### Records for the exercise:
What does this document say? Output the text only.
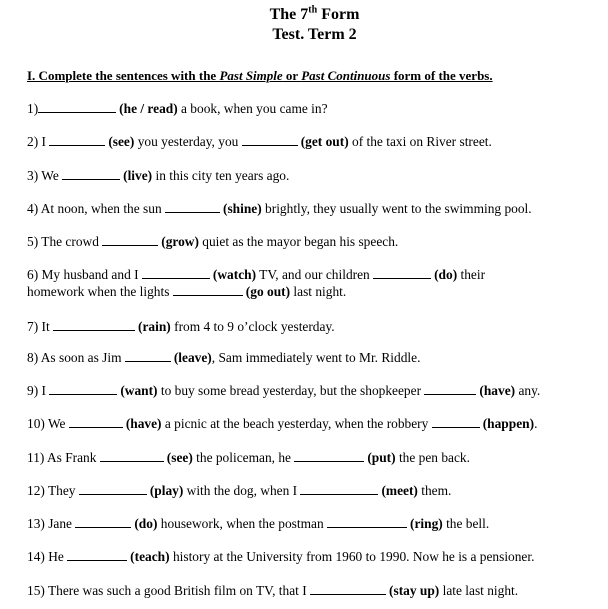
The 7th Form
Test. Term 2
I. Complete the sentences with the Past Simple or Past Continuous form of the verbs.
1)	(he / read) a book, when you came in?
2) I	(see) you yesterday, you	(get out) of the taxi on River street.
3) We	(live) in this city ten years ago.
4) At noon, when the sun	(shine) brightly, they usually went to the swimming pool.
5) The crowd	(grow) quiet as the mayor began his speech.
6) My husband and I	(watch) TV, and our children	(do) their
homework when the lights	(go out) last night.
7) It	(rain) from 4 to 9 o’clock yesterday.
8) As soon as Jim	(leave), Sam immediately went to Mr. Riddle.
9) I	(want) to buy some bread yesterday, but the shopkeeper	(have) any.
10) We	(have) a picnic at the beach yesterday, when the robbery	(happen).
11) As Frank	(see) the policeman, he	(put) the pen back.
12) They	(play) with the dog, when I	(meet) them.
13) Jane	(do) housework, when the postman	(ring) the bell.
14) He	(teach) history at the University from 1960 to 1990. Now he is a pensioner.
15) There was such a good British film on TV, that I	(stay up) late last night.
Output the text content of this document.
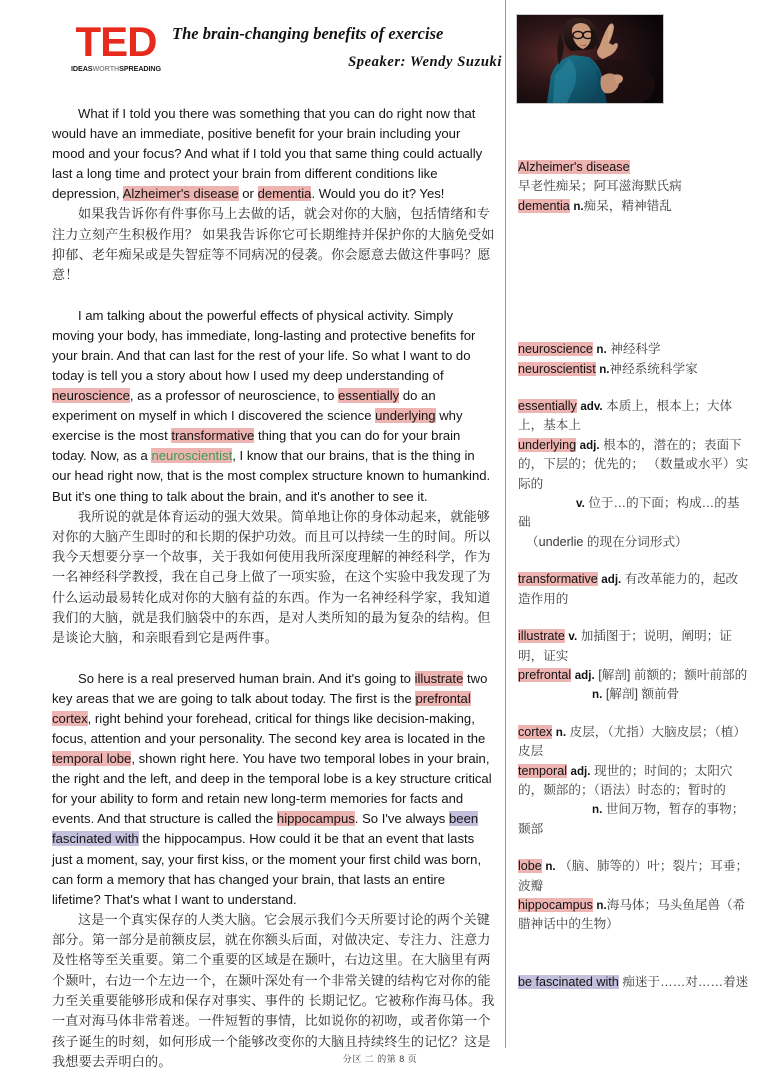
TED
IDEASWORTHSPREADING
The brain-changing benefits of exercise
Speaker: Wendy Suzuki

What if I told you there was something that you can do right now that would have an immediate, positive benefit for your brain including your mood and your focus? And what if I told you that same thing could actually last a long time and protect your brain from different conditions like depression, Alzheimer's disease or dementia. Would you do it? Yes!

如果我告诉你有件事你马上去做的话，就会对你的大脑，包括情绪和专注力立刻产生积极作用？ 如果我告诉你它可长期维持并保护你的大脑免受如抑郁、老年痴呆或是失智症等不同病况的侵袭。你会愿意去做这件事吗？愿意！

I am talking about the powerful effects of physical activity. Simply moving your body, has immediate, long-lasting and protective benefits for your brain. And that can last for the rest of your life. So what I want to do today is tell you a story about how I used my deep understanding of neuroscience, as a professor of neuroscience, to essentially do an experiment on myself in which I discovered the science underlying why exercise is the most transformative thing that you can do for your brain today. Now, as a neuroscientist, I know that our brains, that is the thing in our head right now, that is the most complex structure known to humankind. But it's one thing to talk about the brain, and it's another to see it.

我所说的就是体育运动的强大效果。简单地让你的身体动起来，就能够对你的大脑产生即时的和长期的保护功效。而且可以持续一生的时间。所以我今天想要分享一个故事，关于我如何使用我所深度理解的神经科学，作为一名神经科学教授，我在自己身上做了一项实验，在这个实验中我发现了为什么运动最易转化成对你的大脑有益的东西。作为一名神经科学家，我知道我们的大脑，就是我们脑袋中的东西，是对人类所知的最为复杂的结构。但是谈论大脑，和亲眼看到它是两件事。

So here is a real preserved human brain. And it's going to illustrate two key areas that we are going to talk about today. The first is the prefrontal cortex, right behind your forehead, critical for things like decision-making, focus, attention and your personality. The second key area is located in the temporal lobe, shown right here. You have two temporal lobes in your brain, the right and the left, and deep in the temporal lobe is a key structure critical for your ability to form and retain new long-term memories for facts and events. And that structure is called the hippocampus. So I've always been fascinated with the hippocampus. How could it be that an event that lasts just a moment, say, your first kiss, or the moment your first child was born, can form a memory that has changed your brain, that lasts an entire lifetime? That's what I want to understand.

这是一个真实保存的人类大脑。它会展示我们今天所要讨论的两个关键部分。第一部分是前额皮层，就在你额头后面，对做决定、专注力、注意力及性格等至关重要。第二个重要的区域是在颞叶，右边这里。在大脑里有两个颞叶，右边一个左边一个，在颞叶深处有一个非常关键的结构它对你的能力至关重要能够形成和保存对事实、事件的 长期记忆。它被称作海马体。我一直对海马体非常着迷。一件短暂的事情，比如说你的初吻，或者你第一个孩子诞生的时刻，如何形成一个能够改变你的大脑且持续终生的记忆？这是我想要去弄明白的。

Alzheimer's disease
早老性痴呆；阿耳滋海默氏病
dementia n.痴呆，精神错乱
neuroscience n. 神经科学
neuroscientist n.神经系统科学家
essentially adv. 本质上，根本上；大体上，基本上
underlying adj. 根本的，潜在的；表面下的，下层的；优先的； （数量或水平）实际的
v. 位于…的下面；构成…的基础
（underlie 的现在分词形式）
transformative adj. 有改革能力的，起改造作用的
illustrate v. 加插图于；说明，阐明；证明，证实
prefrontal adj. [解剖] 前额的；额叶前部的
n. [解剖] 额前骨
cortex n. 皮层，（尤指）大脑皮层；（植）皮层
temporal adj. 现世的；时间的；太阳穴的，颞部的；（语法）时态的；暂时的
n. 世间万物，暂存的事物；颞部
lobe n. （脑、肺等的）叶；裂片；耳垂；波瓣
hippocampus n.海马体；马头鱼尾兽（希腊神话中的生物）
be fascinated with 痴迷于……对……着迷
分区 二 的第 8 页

---

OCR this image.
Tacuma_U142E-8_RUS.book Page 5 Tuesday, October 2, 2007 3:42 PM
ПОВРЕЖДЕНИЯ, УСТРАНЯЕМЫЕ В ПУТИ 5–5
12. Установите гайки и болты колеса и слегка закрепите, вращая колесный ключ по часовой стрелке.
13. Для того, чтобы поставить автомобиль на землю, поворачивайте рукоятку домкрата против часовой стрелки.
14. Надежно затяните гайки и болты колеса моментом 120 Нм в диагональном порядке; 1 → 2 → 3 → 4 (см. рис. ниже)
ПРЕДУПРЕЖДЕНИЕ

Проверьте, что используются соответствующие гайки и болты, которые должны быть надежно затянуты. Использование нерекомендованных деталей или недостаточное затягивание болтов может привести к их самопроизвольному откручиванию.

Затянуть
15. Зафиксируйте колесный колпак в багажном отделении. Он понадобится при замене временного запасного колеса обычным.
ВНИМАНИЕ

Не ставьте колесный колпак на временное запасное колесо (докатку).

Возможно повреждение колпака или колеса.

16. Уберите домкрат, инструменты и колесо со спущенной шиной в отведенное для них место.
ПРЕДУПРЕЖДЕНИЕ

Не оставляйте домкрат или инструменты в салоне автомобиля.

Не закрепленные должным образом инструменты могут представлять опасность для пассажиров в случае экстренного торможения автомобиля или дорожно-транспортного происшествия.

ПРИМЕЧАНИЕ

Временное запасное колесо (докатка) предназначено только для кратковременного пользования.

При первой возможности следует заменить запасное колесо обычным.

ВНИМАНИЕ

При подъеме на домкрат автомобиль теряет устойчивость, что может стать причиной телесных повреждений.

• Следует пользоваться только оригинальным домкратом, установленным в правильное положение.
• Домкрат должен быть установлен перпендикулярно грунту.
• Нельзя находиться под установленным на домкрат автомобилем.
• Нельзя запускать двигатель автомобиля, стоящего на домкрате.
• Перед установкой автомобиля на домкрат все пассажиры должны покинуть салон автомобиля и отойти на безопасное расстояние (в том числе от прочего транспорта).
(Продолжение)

### Exercise description:
Each line that holds the word "with" should be extracted from the records.

### Finished task:
I. Complete the sentences with the Past Simple or Past Continuous form of the verbs.
12) They	(play) with the dog, when I	(meet) them.
So here is a real preserved human brain. And it's going to illustrate two key areas that we are going to talk about today. The first is the prefrontal cortex, right behind your forehead, critical for things like decision-making, focus, attention and your personality. The second key area is located in the temporal lobe, shown right here. You have two temporal lobes in your brain, the right and the left, and deep in the temporal lobe is a key structure critical for your ability to form and retain new long-term memories for facts and events. And that structure is called the hippocampus. So I've always been fascinated with the hippocampus. How could it be that an event that lasts just a moment, say, your first kiss, or the moment your first child was born, can form a memory that has changed your brain, that lasts an entire lifetime? That's what I want to understand.
be fascinated with 痴迷于……对……着迷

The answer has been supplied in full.